WHAT TO DO: Transcribe all of the material exactly, except for its pictures.

══════════════════════════════

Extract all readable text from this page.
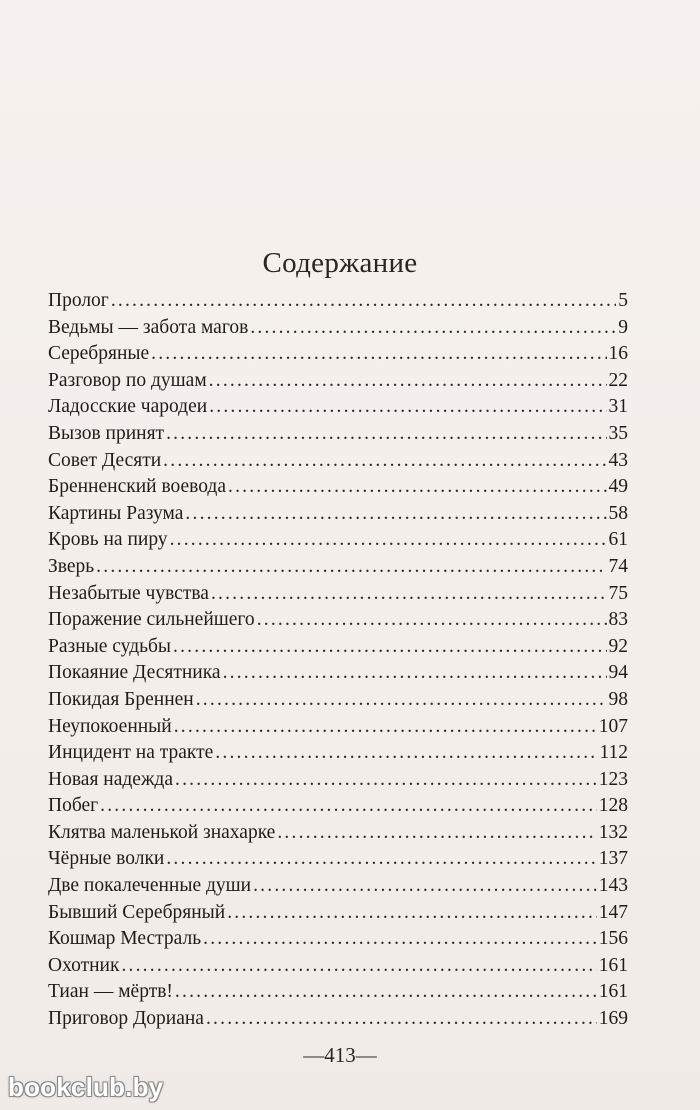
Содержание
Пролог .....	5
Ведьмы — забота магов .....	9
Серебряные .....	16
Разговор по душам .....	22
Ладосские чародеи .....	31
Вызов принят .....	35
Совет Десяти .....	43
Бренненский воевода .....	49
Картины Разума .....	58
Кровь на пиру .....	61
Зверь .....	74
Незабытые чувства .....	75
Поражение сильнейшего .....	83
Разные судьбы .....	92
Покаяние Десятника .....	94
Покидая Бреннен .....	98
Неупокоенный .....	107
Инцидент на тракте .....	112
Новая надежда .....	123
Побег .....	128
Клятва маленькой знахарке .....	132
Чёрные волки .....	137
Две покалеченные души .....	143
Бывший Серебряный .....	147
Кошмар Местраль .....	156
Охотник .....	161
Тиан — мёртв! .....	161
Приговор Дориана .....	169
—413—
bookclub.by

══════════════════════════════

TASK OUTPUT:
Extract all readable text from this page.
Содержание
Пролог .....	5
Ведьмы — забота магов .....	9
Серебряные .....	16
Разговор по душам .....	22
Ладосские чародеи .....	31
Вызов принят .....	35
Совет Десяти .....	43
Бренненский воевода .....	49
Картины Разума .....	58
Кровь на пиру .....	61
Зверь .....	74
Незабытые чувства .....	75
Поражение сильнейшего .....	83
Разные судьбы .....	92
Покаяние Десятника .....	94
Покидая Бреннен .....	98
Неупокоенный .....	107
Инцидент на тракте .....	112
Новая надежда .....	123
Побег .....	128
Клятва маленькой знахарке .....	132
Чёрные волки .....	137
Две покалеченные души .....	143
Бывший Серебряный .....	147
Кошмар Местраль .....	156
Охотник .....	161
Тиан — мёртв! .....	161
Приговор Дориана .....	169
—413—
bookclub.by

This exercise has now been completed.